## Work instructions:
Drop every picture and give the entries back exactly.

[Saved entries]
══════════════════════════════
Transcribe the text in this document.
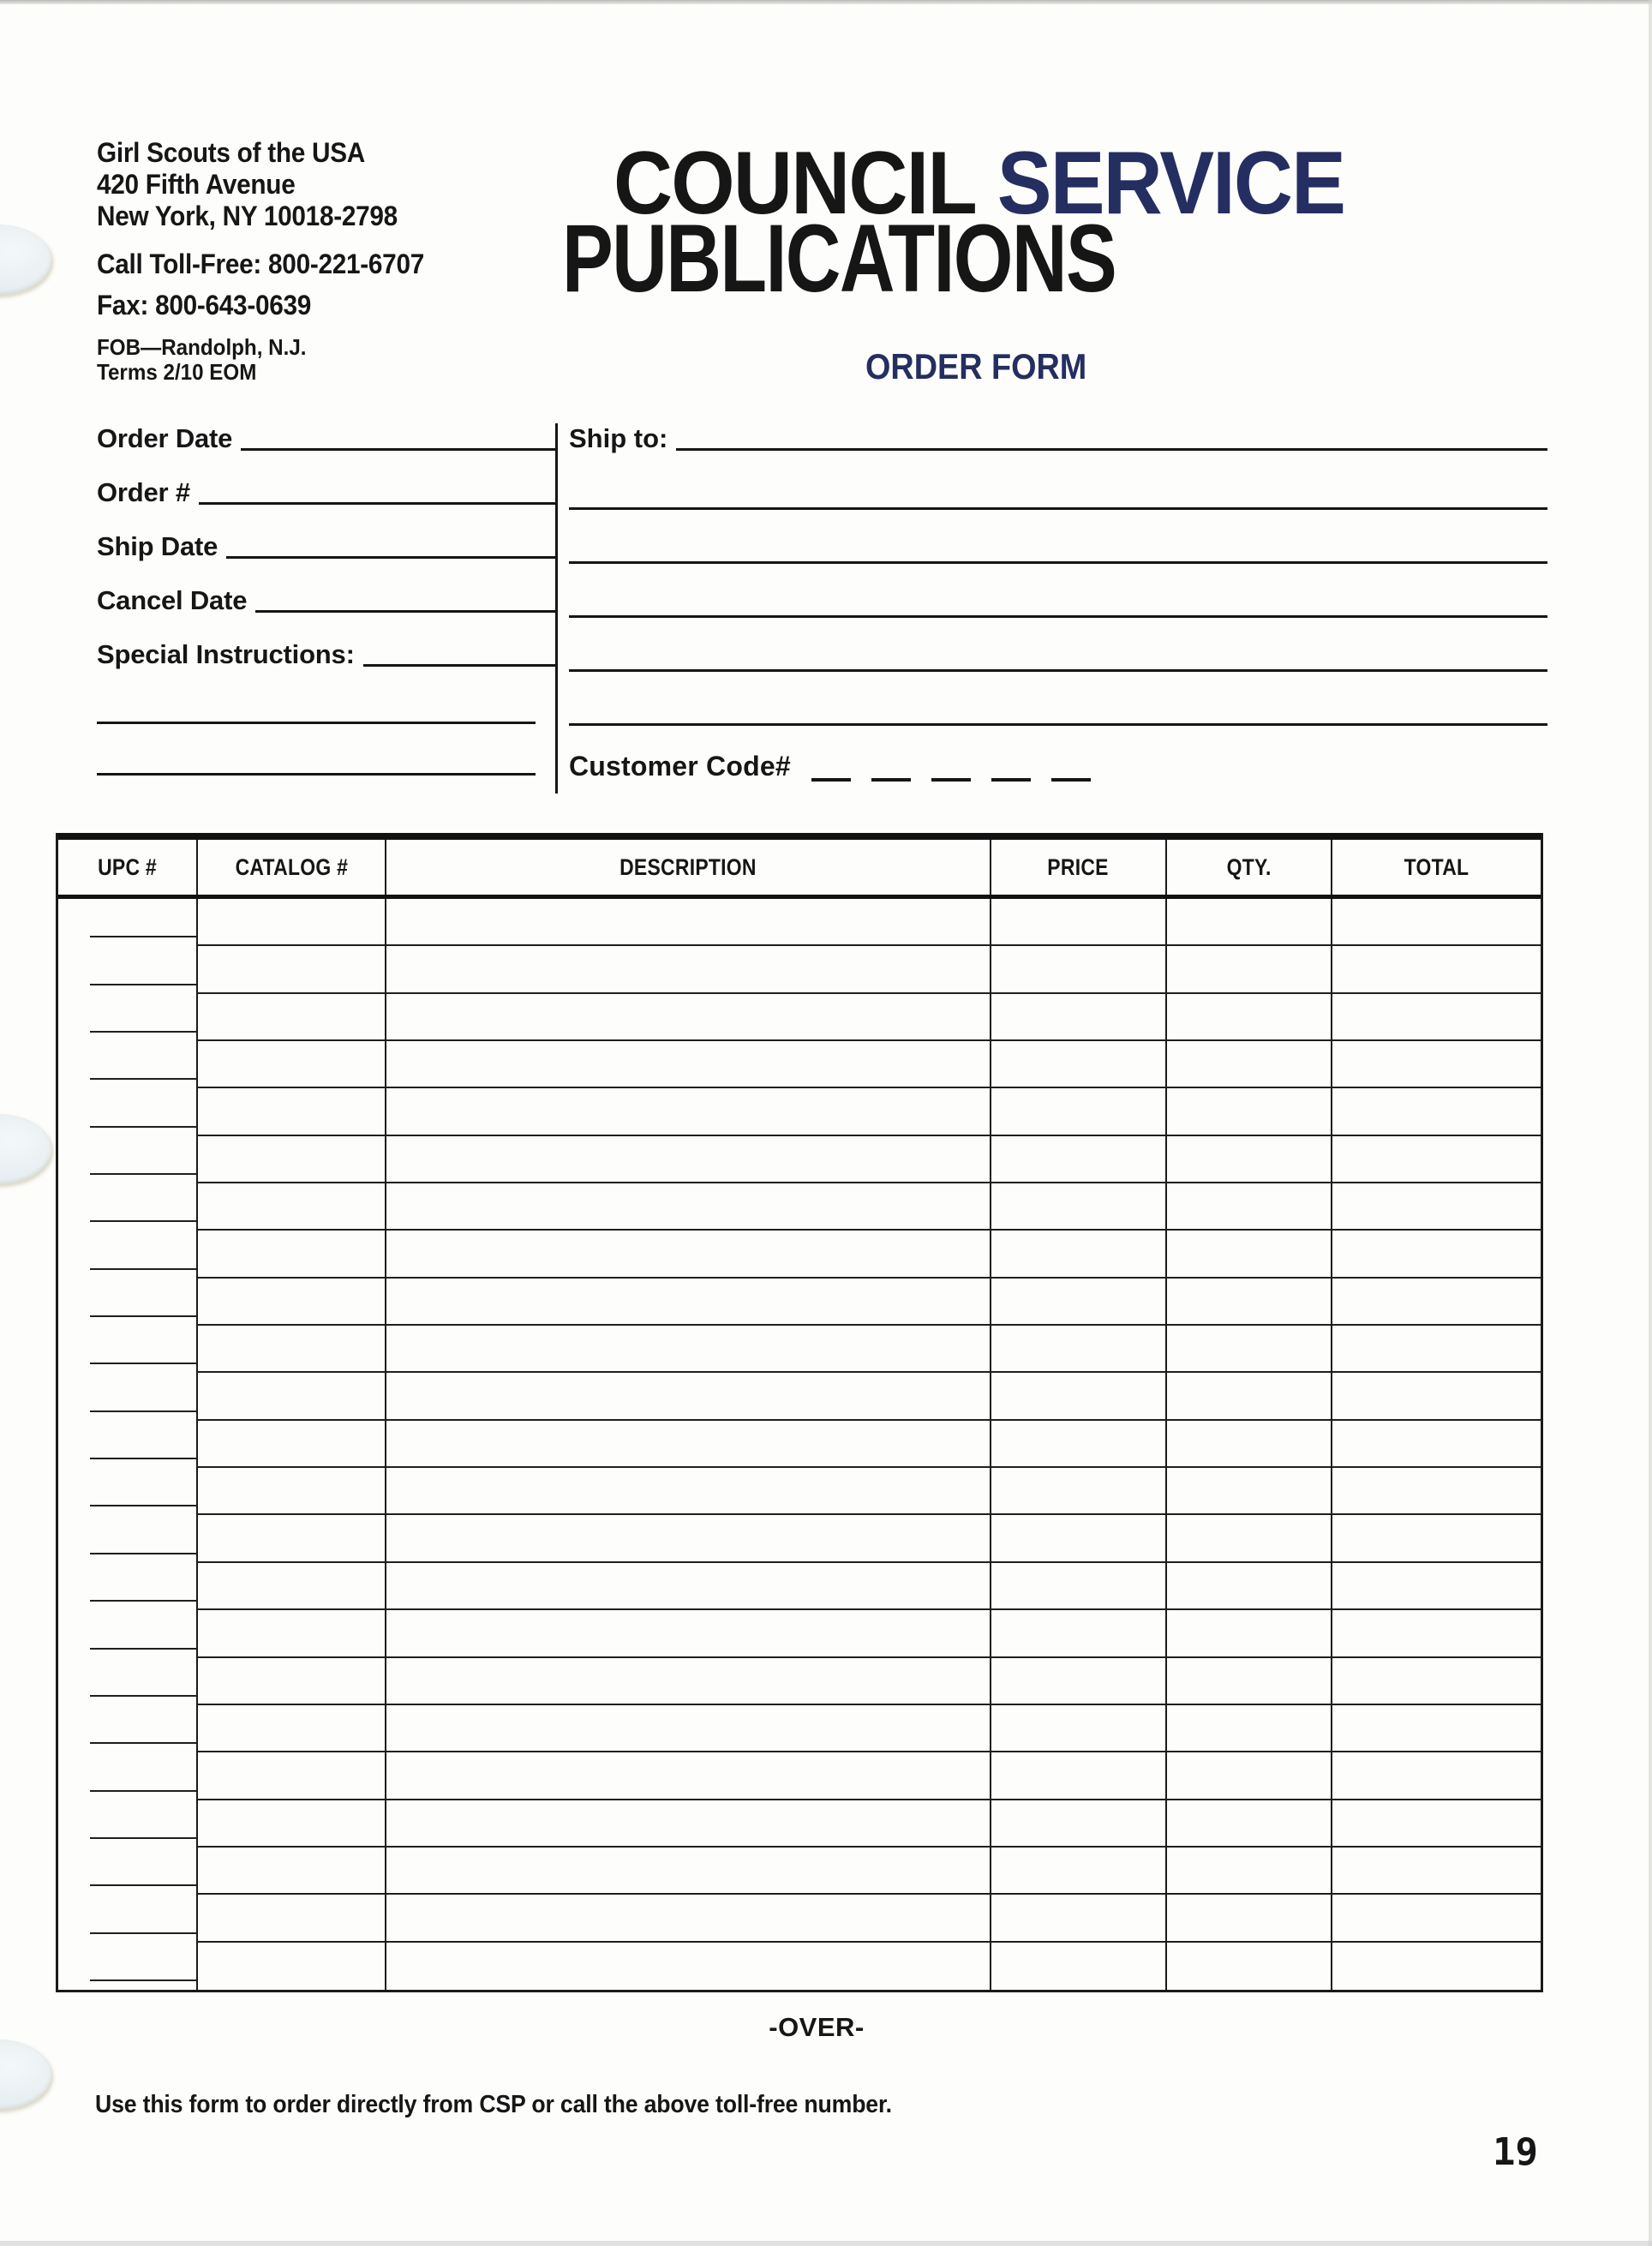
Girl Scouts of the USA
420 Fifth Avenue
New York, NY 10018-2798
Call Toll-Free: 800-221-6707
Fax: 800-643-0639
FOB—Randolph, N.J.
Terms 2/10 EOM
COUNCIL SERVICE
PUBLICATIONS
ORDER FORM
Order Date
Order #
Ship Date
Cancel Date
Special Instructions:
Ship to:
Customer Code#
UPC #	CATALOG #	DESCRIPTION	PRICE	QTY.	TOTAL
-OVER-
Use this form to order directly from CSP or call the above toll-free number.
19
══════════════════════════════
## Task answer:
Transcribe the text in this document.
Girl Scouts of the USA
420 Fifth Avenue
New York, NY 10018-2798
Call Toll-Free: 800-221-6707
Fax: 800-643-0639
FOB—Randolph, N.J.
Terms 2/10 EOM
COUNCIL SERVICE
PUBLICATIONS
ORDER FORM
Order Date
Order #
Ship Date
Cancel Date
Special Instructions:
Ship to:
Customer Code#
UPC #	CATALOG #	DESCRIPTION	PRICE	QTY.	TOTAL
-OVER-
Use this form to order directly from CSP or call the above toll-free number.
19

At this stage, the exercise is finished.